[start]

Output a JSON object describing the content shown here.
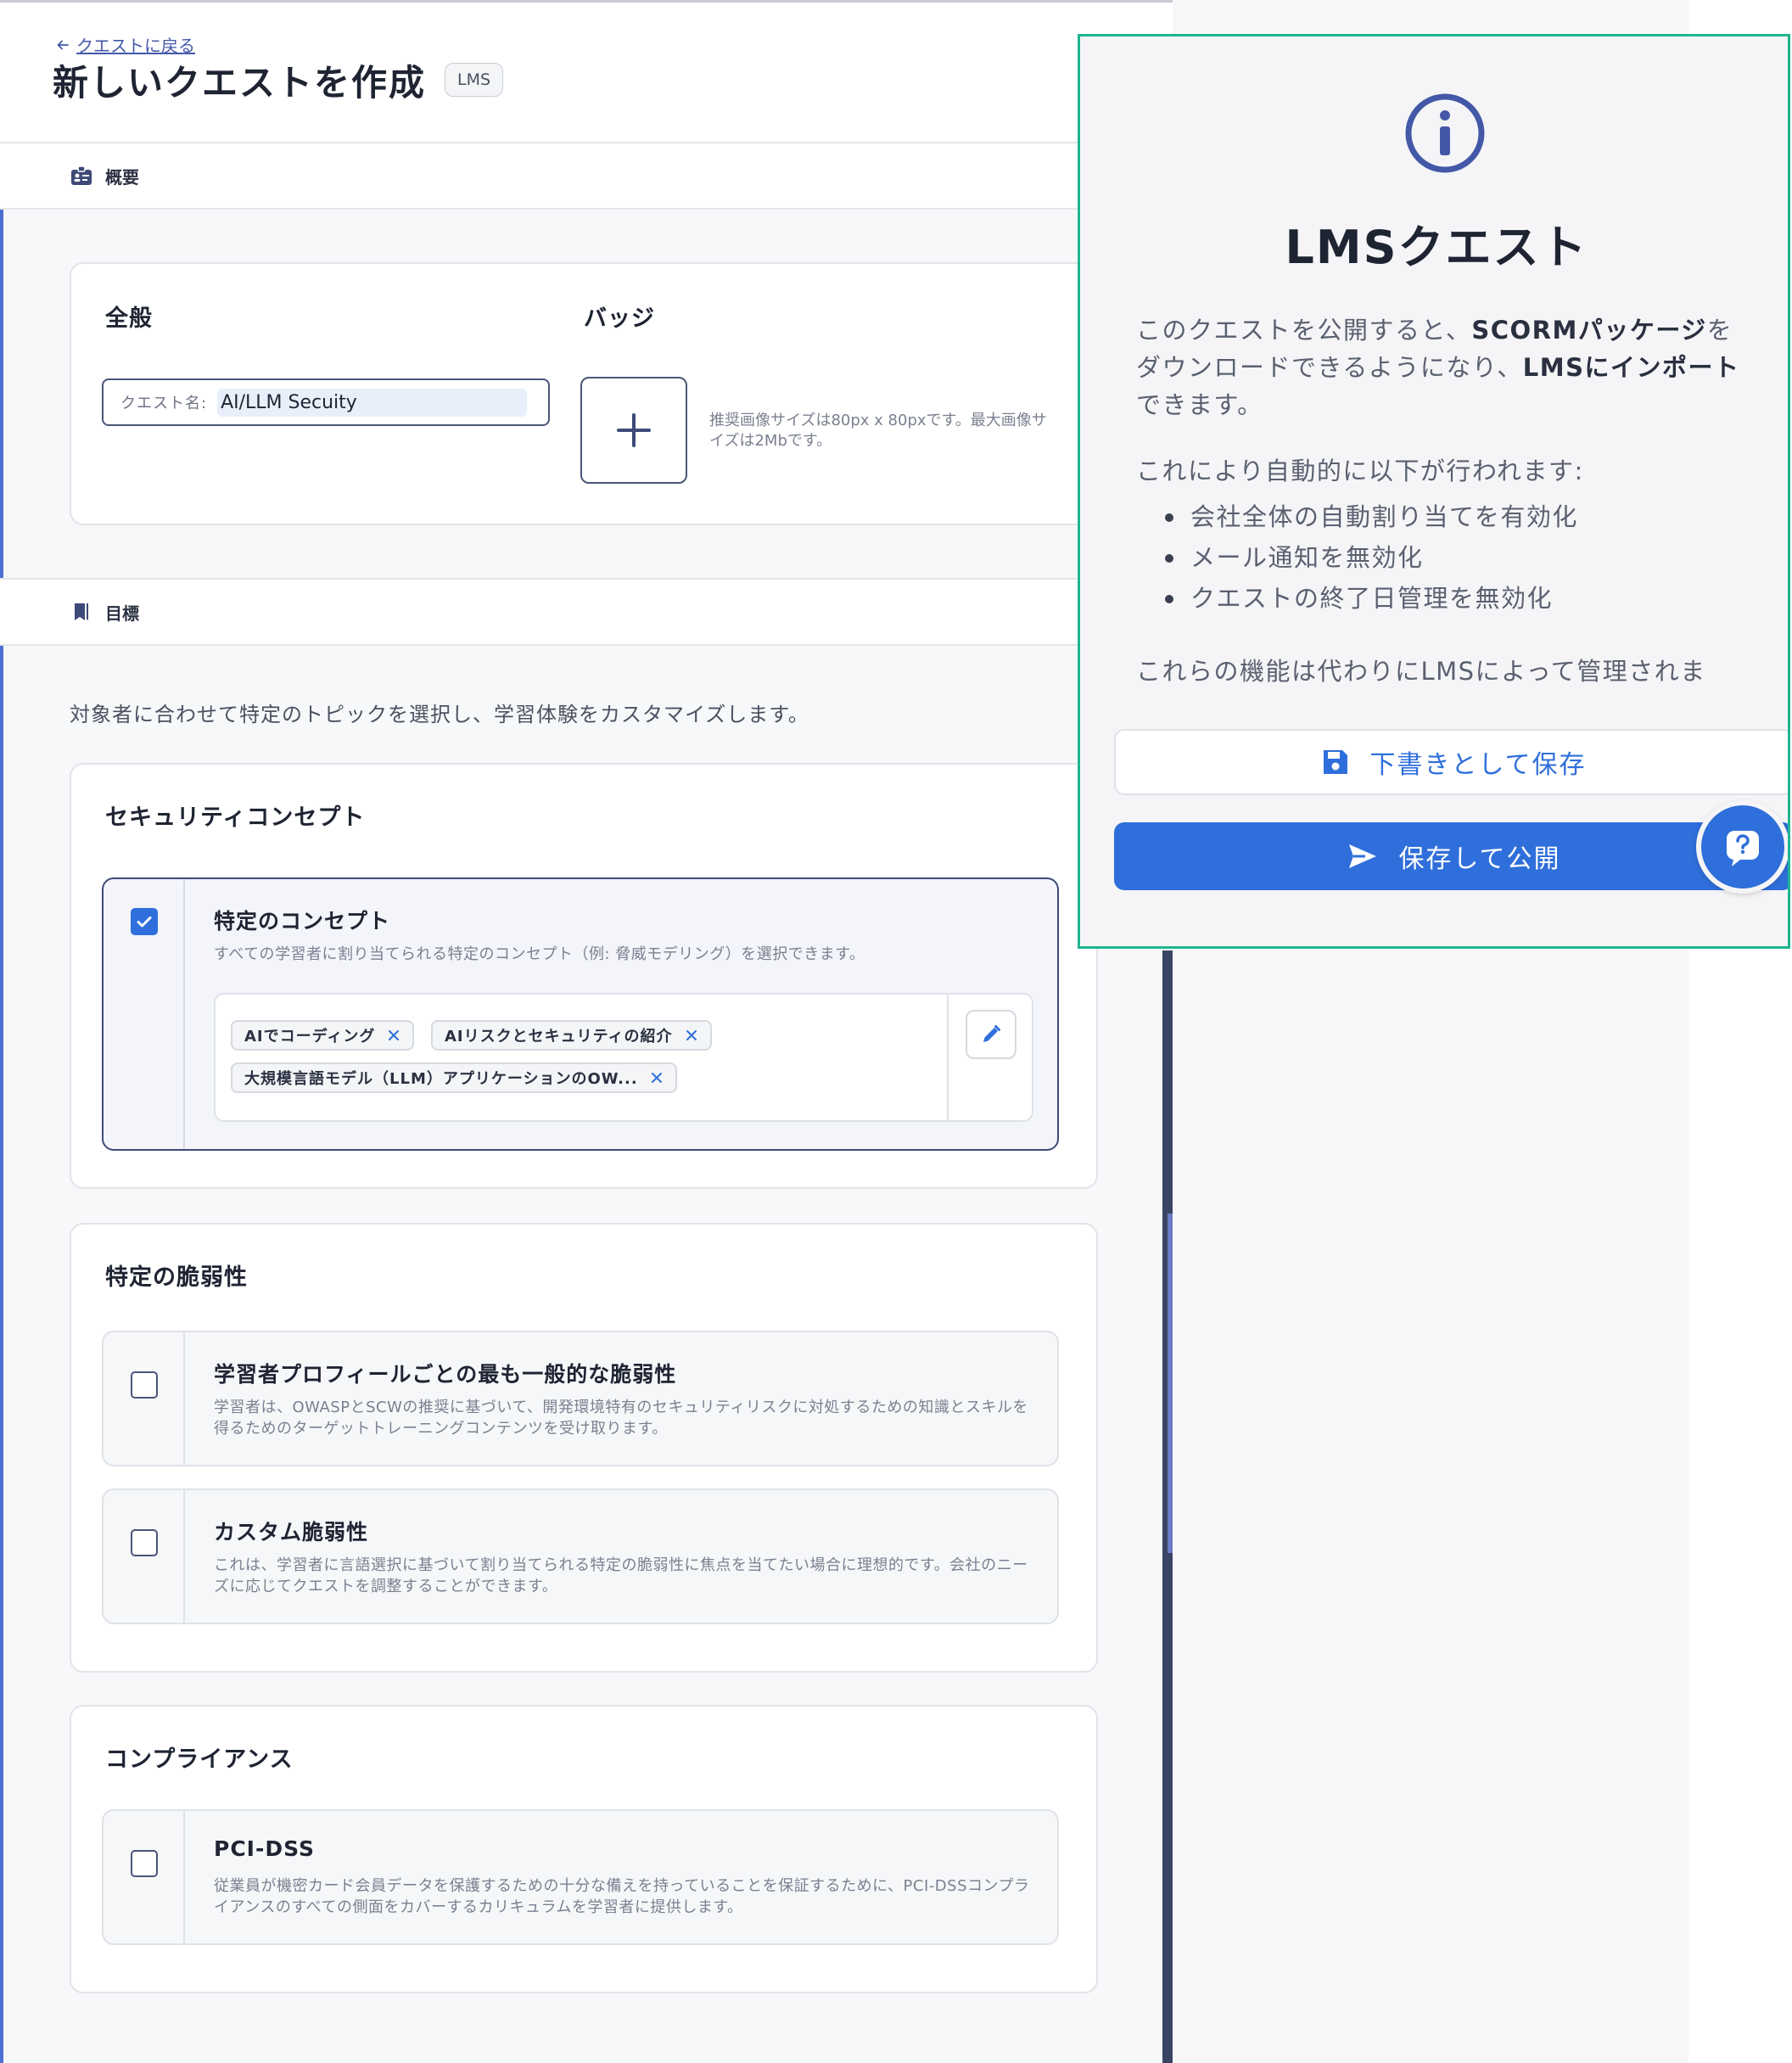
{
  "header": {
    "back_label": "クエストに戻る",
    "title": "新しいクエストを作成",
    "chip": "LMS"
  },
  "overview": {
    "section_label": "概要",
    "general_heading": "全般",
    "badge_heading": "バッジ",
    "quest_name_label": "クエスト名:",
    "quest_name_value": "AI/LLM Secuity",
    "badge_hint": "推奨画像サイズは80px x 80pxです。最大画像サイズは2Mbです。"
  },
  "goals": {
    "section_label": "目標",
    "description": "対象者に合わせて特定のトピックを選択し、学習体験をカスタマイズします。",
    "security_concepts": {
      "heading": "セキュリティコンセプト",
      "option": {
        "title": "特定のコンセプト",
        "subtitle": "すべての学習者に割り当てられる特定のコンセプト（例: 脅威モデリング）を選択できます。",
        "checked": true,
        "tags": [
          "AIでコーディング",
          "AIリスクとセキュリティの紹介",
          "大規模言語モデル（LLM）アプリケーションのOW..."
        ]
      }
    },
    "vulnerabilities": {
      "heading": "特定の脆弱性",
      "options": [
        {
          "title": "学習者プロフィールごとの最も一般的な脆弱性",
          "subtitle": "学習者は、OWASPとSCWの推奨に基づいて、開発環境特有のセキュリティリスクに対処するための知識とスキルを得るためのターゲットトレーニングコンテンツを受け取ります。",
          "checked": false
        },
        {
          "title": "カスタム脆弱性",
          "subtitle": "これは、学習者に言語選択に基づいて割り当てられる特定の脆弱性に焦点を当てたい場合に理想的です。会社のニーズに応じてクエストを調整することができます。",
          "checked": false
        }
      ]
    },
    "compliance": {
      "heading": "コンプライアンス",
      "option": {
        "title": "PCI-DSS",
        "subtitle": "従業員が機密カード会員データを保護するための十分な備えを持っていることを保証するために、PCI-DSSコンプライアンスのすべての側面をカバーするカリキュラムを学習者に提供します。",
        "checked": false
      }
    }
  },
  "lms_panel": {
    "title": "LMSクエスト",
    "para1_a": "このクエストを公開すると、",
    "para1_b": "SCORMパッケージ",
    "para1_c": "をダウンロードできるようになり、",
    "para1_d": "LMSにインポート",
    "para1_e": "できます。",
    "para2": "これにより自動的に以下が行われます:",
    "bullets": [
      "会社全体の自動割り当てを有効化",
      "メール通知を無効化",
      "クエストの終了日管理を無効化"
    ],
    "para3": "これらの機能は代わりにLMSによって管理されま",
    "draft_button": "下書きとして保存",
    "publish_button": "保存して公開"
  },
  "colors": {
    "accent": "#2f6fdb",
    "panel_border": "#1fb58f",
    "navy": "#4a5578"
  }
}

[end]
[start]

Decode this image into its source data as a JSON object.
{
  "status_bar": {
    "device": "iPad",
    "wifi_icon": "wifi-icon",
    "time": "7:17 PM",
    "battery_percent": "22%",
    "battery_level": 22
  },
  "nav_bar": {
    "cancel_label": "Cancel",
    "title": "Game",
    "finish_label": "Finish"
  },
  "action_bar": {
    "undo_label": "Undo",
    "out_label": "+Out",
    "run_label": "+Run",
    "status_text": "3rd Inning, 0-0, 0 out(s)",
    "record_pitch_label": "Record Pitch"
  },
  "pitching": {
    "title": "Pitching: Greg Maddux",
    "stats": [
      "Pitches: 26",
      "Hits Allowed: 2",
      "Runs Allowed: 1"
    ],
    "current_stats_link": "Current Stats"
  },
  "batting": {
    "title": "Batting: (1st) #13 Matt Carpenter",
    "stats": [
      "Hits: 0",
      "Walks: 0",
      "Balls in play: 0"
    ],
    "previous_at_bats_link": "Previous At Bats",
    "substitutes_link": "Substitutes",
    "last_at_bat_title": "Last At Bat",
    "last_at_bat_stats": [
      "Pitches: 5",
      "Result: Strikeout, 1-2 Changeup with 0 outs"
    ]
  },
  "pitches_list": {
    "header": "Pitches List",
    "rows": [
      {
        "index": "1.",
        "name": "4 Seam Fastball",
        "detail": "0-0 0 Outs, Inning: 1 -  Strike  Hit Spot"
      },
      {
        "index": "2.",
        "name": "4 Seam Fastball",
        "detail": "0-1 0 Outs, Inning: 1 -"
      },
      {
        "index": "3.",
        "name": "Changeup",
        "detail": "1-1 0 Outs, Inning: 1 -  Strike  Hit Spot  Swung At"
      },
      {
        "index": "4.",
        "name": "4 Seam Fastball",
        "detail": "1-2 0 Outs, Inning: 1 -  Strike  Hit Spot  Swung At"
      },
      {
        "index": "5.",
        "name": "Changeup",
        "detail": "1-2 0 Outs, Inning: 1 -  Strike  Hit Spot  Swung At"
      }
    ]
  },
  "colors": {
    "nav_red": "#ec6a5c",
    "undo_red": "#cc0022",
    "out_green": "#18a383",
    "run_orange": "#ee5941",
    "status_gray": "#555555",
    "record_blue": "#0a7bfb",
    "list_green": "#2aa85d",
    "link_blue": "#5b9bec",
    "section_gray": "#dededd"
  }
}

[end]

### [REQUIREMENTS]
Go through the listing above and list every line that has the word "detail".

### [TASK RESPONSE]
        "detail": "0-0 0 Outs, Inning: 1 -  Strike  Hit Spot"
        "detail": "0-1 0 Outs, Inning: 1 -"
        "detail": "1-1 0 Outs, Inning: 1 -  Strike  Hit Spot  Swung At"
        "detail": "1-2 0 Outs, Inning: 1 -  Strike  Hit Spot  Swung At"
        "detail": "1-2 0 Outs, Inning: 1 -  Strike  Hit Spot  Swung At"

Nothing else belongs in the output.